### Extracted information ###

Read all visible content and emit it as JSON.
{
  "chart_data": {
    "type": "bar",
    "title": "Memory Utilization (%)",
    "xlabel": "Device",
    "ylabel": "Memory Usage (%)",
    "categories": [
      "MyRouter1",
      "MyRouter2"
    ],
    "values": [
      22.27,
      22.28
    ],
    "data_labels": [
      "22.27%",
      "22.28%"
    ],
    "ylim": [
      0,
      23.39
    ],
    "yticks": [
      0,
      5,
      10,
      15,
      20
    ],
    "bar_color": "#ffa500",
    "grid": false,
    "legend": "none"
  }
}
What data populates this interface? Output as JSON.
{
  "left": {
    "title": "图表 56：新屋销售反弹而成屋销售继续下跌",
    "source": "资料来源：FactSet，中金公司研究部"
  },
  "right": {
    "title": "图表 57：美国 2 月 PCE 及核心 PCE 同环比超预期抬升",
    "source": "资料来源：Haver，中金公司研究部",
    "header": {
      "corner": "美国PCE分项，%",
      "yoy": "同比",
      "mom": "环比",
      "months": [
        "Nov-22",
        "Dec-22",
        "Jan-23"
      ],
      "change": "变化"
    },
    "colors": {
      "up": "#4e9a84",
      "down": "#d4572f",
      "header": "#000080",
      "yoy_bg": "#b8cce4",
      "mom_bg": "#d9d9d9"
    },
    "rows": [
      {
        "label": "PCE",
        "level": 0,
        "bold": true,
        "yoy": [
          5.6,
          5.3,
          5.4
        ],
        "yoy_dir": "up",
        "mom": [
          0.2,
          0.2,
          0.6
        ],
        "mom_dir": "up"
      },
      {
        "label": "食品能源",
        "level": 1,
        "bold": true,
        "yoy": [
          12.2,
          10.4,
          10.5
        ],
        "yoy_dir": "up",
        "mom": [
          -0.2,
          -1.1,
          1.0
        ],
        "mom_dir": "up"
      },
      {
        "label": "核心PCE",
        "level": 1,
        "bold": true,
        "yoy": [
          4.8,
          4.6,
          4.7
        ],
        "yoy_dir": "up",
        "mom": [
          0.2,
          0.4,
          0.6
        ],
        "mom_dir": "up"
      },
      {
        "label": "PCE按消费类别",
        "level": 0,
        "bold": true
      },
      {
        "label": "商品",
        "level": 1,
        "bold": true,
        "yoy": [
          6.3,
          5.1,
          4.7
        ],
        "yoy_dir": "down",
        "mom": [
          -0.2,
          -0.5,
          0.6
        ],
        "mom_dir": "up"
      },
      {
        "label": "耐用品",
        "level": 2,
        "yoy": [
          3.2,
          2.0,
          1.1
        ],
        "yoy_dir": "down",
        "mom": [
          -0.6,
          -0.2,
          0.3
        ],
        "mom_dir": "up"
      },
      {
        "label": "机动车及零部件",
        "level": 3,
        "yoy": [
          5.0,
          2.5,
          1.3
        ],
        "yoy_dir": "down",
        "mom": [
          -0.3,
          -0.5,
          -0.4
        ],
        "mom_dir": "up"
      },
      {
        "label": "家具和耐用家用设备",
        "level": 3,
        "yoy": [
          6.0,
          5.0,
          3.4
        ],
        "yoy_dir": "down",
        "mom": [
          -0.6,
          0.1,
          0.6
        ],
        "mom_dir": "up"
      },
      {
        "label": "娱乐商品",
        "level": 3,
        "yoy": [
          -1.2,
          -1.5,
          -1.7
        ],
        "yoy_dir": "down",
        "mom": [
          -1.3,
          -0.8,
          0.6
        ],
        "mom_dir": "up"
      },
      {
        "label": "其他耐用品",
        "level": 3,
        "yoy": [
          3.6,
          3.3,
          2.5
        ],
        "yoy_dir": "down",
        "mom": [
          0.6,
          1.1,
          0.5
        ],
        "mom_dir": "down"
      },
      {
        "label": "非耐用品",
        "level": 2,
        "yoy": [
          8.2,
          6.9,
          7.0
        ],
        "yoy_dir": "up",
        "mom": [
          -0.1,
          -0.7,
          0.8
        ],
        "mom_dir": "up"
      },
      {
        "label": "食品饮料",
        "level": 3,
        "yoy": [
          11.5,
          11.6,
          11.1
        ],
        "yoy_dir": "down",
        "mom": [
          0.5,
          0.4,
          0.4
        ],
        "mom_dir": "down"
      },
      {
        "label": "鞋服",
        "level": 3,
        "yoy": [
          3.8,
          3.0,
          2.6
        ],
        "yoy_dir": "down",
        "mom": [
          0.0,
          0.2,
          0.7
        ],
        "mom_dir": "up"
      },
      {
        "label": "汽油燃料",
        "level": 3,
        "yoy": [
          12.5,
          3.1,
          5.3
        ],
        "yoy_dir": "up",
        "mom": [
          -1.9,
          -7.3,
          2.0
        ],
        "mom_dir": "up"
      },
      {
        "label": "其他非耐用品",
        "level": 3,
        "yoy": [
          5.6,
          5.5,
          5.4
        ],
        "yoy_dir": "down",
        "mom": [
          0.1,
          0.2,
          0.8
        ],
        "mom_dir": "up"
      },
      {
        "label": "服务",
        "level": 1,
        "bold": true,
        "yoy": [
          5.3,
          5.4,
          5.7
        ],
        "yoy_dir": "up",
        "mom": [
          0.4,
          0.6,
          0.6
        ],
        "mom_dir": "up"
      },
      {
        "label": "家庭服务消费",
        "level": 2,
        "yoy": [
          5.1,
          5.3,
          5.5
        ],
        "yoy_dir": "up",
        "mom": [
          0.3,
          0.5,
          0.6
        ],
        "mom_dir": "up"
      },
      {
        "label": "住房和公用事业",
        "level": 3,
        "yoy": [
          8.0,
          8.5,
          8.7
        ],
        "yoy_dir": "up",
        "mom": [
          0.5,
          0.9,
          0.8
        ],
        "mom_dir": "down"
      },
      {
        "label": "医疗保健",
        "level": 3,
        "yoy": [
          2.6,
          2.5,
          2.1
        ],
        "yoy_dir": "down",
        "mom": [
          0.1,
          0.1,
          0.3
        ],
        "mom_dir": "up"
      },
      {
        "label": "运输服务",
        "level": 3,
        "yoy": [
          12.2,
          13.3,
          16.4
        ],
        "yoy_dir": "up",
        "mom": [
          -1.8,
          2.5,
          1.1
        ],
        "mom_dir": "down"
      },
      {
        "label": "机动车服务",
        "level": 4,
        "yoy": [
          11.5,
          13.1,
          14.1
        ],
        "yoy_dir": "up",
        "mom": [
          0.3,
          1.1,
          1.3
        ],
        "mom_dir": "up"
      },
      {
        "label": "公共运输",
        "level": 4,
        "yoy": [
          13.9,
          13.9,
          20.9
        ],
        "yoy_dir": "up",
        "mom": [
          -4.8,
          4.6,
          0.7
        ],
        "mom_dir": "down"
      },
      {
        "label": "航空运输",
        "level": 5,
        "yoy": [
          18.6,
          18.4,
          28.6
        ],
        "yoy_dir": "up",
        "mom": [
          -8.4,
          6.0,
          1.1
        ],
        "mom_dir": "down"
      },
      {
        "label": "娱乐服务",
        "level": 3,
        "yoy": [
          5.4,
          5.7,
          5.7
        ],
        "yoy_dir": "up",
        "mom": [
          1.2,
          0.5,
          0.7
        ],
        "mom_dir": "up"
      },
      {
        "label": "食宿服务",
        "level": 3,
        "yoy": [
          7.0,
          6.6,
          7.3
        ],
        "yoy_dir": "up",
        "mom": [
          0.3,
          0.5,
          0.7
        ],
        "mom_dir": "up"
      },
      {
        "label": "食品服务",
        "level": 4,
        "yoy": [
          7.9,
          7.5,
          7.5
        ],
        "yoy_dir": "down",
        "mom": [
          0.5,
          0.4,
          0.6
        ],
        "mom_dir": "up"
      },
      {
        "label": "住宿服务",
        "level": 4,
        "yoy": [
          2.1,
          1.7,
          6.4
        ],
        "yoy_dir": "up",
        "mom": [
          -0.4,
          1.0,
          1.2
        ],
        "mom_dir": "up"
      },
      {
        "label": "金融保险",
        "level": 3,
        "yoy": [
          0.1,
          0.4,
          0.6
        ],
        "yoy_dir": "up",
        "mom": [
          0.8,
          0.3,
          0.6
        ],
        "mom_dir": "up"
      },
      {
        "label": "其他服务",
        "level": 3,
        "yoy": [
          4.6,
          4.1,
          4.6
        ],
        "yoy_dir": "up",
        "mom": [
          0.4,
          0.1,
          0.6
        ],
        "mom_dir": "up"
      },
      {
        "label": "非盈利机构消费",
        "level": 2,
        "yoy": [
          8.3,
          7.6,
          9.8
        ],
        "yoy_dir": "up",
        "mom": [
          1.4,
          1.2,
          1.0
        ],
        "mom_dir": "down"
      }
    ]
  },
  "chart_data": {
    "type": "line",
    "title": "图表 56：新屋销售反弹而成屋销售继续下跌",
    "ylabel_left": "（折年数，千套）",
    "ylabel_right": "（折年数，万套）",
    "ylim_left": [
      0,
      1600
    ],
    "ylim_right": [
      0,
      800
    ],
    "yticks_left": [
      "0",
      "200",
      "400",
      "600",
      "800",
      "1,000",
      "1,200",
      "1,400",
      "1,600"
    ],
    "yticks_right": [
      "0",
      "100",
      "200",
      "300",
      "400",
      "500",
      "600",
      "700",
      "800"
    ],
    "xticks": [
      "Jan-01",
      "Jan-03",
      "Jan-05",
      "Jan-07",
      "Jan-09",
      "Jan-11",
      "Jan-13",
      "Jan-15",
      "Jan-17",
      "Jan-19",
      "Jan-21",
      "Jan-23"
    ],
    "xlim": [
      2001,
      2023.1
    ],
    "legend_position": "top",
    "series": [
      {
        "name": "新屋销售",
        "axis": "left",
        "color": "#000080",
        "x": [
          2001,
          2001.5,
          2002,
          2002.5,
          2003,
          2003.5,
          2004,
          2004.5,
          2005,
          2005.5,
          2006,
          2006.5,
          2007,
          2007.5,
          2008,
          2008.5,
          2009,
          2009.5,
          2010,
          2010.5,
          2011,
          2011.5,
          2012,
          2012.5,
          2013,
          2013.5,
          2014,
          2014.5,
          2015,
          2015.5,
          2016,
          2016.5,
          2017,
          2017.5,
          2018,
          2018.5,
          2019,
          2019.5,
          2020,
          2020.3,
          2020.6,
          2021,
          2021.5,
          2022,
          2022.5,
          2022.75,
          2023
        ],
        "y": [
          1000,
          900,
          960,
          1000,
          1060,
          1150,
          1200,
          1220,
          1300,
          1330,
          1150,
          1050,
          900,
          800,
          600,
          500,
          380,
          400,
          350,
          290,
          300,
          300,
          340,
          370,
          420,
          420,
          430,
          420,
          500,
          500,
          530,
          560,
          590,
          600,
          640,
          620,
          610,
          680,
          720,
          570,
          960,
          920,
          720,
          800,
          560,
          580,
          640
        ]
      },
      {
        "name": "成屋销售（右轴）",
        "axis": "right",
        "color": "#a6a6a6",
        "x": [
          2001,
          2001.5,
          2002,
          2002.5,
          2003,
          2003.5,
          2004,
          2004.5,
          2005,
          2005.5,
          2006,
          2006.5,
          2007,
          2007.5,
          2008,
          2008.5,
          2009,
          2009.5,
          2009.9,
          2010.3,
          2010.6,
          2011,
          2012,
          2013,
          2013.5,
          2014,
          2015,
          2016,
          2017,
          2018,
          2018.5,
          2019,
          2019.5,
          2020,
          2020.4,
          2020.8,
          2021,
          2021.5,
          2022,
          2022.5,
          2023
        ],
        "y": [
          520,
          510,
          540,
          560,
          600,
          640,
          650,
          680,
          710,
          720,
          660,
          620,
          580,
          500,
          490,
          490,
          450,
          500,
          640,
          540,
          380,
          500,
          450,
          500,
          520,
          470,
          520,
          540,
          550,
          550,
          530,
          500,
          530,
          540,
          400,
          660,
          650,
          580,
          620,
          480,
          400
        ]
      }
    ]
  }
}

###

(Exercise prompt)
Search the entries for the word "title" and pick out every line that holds it.

(Solution for this exercise)
    "title": "Memory Utilization (%)",
    "title": "图表 56：新屋销售反弹而成屋销售继续下跌",
    "title": "图表 57：美国 2 月 PCE 及核心 PCE 同环比超预期抬升",
    "title": "图表 56：新屋销售反弹而成屋销售继续下跌",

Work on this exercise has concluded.